┌────────
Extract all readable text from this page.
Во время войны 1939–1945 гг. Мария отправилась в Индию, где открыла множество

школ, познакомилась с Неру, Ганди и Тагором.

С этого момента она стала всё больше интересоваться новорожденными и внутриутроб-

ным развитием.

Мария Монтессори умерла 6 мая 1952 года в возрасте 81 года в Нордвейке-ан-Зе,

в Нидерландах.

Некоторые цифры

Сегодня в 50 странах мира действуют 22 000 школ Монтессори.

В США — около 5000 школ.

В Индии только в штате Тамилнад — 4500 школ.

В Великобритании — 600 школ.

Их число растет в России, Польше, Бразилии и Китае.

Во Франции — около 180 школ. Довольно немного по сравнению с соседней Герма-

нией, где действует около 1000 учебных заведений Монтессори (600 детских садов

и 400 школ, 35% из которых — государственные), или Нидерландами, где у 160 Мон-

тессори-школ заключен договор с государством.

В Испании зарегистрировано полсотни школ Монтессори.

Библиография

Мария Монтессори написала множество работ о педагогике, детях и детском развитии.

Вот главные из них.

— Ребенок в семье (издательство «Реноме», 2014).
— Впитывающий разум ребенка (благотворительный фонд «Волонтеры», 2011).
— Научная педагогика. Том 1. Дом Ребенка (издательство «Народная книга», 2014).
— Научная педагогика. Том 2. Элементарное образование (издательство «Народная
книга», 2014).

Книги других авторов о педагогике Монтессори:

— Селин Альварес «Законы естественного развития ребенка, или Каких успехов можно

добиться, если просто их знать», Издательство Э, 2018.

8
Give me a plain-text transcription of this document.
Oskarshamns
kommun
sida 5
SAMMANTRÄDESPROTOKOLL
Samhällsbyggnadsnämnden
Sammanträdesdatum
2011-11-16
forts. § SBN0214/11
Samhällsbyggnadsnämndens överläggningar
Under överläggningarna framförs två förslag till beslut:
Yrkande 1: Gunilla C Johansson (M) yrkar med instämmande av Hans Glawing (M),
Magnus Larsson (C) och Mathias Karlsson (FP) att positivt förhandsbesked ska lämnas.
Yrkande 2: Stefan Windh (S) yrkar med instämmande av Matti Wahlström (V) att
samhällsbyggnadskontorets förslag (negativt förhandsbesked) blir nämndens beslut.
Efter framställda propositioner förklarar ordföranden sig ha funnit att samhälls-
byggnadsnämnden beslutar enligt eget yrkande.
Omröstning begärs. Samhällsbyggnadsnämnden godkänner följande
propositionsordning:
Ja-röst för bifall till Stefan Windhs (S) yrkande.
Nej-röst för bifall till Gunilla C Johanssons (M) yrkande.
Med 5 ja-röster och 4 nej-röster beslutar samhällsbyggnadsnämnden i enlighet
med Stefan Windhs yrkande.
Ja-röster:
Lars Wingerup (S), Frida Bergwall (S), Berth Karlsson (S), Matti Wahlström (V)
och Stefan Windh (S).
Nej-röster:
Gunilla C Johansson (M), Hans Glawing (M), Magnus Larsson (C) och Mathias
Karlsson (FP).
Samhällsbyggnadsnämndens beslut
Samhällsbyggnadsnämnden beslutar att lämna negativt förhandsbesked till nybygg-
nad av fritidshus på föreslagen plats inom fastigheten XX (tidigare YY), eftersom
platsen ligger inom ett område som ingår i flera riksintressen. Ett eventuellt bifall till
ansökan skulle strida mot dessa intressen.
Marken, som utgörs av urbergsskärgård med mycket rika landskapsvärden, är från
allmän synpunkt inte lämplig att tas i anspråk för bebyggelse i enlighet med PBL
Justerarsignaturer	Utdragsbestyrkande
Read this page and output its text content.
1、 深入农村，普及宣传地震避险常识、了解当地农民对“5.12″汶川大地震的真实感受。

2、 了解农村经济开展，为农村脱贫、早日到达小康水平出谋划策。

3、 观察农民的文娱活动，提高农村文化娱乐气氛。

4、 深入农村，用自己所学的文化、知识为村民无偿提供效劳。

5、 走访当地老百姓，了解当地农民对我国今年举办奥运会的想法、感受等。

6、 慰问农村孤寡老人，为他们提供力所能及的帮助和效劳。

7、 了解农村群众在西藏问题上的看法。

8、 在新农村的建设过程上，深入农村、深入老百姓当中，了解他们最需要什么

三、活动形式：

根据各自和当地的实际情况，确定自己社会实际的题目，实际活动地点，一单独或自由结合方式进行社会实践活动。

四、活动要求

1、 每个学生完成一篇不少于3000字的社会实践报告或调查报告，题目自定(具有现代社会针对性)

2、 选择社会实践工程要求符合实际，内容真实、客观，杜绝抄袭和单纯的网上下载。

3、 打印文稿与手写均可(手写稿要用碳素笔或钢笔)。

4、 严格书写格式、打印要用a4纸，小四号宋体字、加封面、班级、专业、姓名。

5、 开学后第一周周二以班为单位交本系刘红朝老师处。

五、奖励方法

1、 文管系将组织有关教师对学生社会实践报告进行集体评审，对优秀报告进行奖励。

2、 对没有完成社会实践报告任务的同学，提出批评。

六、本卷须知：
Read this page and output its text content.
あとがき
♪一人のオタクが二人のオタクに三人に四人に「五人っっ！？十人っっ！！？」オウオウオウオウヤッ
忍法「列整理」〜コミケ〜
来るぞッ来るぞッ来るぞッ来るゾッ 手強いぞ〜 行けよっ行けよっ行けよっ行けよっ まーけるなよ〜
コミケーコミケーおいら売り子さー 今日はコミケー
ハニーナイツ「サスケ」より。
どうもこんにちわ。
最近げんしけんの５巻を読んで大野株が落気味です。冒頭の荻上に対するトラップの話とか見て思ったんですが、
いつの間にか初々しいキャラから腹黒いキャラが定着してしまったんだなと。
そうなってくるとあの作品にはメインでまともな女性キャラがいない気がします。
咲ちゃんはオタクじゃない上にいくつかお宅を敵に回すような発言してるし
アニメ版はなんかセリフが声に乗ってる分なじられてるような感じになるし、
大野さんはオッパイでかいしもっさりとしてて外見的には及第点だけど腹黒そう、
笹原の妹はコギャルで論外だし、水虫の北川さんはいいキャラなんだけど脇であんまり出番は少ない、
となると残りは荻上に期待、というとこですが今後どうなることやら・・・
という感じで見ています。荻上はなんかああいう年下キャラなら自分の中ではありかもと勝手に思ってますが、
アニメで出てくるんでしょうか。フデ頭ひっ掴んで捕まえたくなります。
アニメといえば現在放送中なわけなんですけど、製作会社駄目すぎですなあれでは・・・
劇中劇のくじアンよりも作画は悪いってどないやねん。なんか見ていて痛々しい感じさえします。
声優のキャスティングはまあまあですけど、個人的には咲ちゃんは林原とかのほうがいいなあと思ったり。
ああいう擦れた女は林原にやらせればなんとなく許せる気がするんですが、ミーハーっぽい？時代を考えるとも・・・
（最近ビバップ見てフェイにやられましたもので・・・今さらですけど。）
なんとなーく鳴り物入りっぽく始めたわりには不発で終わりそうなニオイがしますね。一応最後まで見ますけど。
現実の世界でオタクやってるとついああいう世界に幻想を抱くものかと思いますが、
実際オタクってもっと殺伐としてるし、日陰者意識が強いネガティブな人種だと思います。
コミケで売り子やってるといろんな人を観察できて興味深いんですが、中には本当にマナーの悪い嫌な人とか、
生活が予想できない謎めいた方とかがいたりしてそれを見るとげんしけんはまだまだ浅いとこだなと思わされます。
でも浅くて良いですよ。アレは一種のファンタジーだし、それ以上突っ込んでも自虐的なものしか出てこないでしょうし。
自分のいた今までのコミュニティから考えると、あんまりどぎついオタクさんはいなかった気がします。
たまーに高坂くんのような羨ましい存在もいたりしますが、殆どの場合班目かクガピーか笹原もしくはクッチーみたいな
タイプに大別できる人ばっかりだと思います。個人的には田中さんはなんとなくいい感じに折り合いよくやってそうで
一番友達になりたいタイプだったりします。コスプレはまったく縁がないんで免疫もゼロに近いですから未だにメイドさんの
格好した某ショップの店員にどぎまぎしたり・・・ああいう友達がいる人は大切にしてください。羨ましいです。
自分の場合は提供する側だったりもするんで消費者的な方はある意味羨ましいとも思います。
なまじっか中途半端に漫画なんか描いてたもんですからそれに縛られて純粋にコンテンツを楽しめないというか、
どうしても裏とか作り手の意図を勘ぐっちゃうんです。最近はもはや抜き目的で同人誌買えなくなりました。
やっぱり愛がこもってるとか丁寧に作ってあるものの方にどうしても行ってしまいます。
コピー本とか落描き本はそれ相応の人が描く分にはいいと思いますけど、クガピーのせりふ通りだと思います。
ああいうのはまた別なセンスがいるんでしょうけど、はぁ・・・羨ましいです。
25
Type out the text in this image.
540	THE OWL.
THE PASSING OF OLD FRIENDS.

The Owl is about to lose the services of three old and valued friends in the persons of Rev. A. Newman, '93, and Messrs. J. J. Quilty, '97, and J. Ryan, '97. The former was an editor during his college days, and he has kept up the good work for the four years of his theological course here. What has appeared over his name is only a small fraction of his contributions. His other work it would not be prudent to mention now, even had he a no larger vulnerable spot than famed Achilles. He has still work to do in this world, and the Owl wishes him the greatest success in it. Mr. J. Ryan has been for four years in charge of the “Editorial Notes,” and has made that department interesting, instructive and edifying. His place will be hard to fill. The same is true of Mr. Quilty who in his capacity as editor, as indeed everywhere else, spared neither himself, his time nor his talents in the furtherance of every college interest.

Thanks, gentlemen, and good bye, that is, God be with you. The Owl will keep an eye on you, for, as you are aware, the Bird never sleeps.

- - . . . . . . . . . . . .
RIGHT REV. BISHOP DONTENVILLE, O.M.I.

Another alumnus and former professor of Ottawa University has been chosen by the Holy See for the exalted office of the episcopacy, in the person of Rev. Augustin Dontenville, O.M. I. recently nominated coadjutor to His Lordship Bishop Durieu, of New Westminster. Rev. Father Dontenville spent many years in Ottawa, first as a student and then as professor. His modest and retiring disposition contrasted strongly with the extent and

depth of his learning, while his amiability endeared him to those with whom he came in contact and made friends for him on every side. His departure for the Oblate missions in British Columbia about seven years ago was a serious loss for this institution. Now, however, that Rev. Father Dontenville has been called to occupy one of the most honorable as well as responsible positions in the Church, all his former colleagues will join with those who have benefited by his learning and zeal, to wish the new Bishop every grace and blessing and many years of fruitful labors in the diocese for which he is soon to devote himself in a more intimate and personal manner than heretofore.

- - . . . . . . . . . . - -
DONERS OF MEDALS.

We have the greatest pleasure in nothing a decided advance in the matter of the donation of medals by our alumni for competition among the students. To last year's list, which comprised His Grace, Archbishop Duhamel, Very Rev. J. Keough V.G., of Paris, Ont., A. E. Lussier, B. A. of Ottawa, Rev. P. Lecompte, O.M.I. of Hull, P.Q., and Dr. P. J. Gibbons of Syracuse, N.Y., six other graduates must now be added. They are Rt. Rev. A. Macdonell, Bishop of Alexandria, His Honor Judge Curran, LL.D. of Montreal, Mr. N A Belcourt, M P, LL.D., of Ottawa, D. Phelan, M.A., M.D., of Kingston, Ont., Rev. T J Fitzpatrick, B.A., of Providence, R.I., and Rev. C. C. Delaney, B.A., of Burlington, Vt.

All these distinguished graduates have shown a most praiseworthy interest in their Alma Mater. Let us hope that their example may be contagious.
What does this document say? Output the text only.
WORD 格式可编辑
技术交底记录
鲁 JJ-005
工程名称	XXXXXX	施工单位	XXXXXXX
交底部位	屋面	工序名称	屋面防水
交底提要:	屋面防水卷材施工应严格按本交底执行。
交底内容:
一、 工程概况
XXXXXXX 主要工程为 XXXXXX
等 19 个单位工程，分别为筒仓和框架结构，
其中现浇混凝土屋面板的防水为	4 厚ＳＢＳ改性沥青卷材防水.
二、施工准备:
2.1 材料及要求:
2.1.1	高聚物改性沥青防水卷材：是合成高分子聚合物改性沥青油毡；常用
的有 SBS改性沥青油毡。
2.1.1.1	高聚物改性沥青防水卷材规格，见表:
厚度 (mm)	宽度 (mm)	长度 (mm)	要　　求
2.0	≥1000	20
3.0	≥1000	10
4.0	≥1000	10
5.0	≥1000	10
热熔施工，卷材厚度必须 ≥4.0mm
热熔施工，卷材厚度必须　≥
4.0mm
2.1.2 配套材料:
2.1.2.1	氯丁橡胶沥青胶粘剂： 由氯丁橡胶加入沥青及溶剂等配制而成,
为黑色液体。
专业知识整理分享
└────────
Every line of the records that includes the word "förhandsbesked" should be gathered.

* _RIGHT ANSWER_
Magnus Larsson (C) och Mathias Karlsson (FP) att positivt förhandsbesked ska lämnas.
samhällsbyggnadskontorets förslag (negativt förhandsbesked) blir nämndens beslut.
Samhällsbyggnadsnämnden beslutar att lämna negativt förhandsbesked till nybygg-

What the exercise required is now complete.